▶ **EXERCISE GOAL**: Output the lines that follow exactly as they are.

▶ **AVAILABLE RECORDS**:
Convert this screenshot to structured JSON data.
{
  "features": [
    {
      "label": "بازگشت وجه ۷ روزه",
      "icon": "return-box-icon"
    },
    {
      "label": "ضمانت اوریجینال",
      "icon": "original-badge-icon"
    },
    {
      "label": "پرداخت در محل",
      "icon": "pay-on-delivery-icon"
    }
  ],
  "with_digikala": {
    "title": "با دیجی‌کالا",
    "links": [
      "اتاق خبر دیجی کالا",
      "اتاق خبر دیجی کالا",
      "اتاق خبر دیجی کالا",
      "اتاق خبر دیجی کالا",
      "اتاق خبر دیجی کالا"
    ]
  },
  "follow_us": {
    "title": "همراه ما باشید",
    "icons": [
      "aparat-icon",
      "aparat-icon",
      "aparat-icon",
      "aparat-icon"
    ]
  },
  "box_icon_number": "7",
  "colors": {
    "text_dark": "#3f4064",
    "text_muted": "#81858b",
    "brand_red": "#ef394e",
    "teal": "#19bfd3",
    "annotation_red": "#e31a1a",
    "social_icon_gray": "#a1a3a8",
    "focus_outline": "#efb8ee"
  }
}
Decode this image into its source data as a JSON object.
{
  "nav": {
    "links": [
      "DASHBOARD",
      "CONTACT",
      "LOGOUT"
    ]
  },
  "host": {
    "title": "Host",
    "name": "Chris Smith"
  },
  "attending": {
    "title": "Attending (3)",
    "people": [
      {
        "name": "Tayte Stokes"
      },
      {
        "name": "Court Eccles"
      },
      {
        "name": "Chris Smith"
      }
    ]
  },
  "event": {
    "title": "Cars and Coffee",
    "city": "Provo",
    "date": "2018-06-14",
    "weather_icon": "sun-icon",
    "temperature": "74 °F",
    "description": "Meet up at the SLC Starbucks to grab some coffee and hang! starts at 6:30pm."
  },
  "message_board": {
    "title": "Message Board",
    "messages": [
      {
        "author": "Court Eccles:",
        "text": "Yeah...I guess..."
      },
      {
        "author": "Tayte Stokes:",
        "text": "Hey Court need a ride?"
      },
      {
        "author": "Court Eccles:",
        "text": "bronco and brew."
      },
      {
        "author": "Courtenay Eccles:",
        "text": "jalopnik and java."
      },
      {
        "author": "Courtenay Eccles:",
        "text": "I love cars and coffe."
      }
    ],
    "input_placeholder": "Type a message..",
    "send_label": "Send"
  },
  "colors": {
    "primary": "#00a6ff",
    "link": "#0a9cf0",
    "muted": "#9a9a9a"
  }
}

▶ **ANSWER TO THIS TASK**:
Convert this screenshot to structured JSON data.
{
  "features": [
    {
      "label": "بازگشت وجه ۷ روزه",
      "icon": "return-box-icon"
    },
    {
      "label": "ضمانت اوریجینال",
      "icon": "original-badge-icon"
    },
    {
      "label": "پرداخت در محل",
      "icon": "pay-on-delivery-icon"
    }
  ],
  "with_digikala": {
    "title": "با دیجی‌کالا",
    "links": [
      "اتاق خبر دیجی کالا",
      "اتاق خبر دیجی کالا",
      "اتاق خبر دیجی کالا",
      "اتاق خبر دیجی کالا",
      "اتاق خبر دیجی کالا"
    ]
  },
  "follow_us": {
    "title": "همراه ما باشید",
    "icons": [
      "aparat-icon",
      "aparat-icon",
      "aparat-icon",
      "aparat-icon"
    ]
  },
  "box_icon_number": "7",
  "colors": {
    "text_dark": "#3f4064",
    "text_muted": "#81858b",
    "brand_red": "#ef394e",
    "teal": "#19bfd3",
    "annotation_red": "#e31a1a",
    "social_icon_gray": "#a1a3a8",
    "focus_outline": "#efb8ee"
  }
}
Decode this image into its source data as a JSON object.
{
  "nav": {
    "links": [
      "DASHBOARD",
      "CONTACT",
      "LOGOUT"
    ]
  },
  "host": {
    "title": "Host",
    "name": "Chris Smith"
  },
  "attending": {
    "title": "Attending (3)",
    "people": [
      {
        "name": "Tayte Stokes"
      },
      {
        "name": "Court Eccles"
      },
      {
        "name": "Chris Smith"
      }
    ]
  },
  "event": {
    "title": "Cars and Coffee",
    "city": "Provo",
    "date": "2018-06-14",
    "weather_icon": "sun-icon",
    "temperature": "74 °F",
    "description": "Meet up at the SLC Starbucks to grab some coffee and hang! starts at 6:30pm."
  },
  "message_board": {
    "title": "Message Board",
    "messages": [
      {
        "author": "Court Eccles:",
        "text": "Yeah...I guess..."
      },
      {
        "author": "Tayte Stokes:",
        "text": "Hey Court need a ride?"
      },
      {
        "author": "Court Eccles:",
        "text": "bronco and brew."
      },
      {
        "author": "Courtenay Eccles:",
        "text": "jalopnik and java."
      },
      {
        "author": "Courtenay Eccles:",
        "text": "I love cars and coffe."
      }
    ],
    "input_placeholder": "Type a message..",
    "send_label": "Send"
  },
  "colors": {
    "primary": "#00a6ff",
    "link": "#0a9cf0",
    "muted": "#9a9a9a"
  }
}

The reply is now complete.